**Task input**
※ ※ ※
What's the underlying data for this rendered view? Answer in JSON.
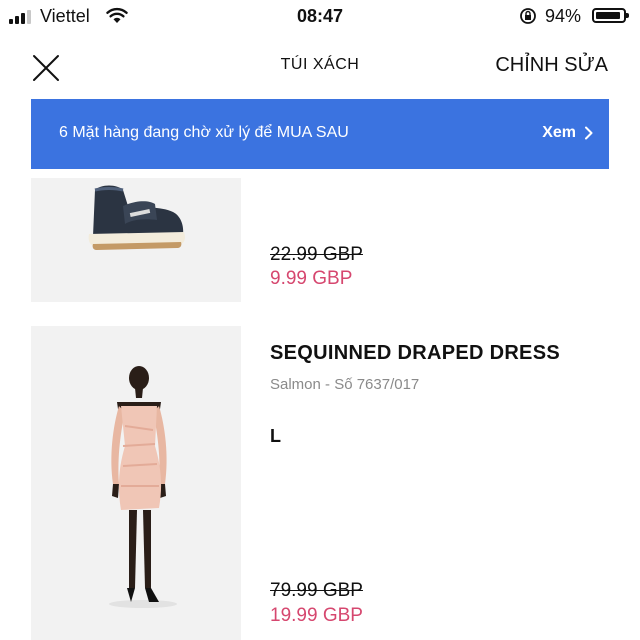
{
  "status_bar": {
    "carrier": "Viettel",
    "time": "08:47",
    "battery_percent": "94%",
    "battery_level": 0.94,
    "signal_bars_filled": 3,
    "signal_bars_total": 4
  },
  "header": {
    "title": "TÚI XÁCH",
    "edit_label": "CHỈNH SỬA",
    "close_icon": "close-icon"
  },
  "banner": {
    "text": "6 Mặt hàng đang chờ xử lý để MUA SAU",
    "link_label": "Xem",
    "background": "#3b73e0"
  },
  "products": [
    {
      "image": "sneaker-image",
      "price_original": "22.99 GBP",
      "price_sale": "9.99 GBP"
    },
    {
      "image": "dress-model-image",
      "name": "SEQUINNED DRAPED DRESS",
      "subtitle": "Salmon - Số 7637/017",
      "size": "L",
      "price_original": "79.99 GBP",
      "price_sale": "19.99 GBP"
    }
  ],
  "colors": {
    "sale_price": "#d6476f",
    "accent": "#3b73e0"
  }
}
※ ※ ※
**Your goal**
The listing above must be printed again exactly, minus its pictures.

**Answer in full**
What's the underlying data for this rendered view? Answer in JSON.
{
  "status_bar": {
    "carrier": "Viettel",
    "time": "08:47",
    "battery_percent": "94%",
    "battery_level": 0.94,
    "signal_bars_filled": 3,
    "signal_bars_total": 4
  },
  "header": {
    "title": "TÚI XÁCH",
    "edit_label": "CHỈNH SỬA",
    "close_icon": "close-icon"
  },
  "banner": {
    "text": "6 Mặt hàng đang chờ xử lý để MUA SAU",
    "link_label": "Xem",
    "background": "#3b73e0"
  },
  "products": [
    {
      "image": "sneaker-image",
      "price_original": "22.99 GBP",
      "price_sale": "9.99 GBP"
    },
    {
      "image": "dress-model-image",
      "name": "SEQUINNED DRAPED DRESS",
      "subtitle": "Salmon - Số 7637/017",
      "size": "L",
      "price_original": "79.99 GBP",
      "price_sale": "19.99 GBP"
    }
  ],
  "colors": {
    "sale_price": "#d6476f",
    "accent": "#3b73e0"
  }
}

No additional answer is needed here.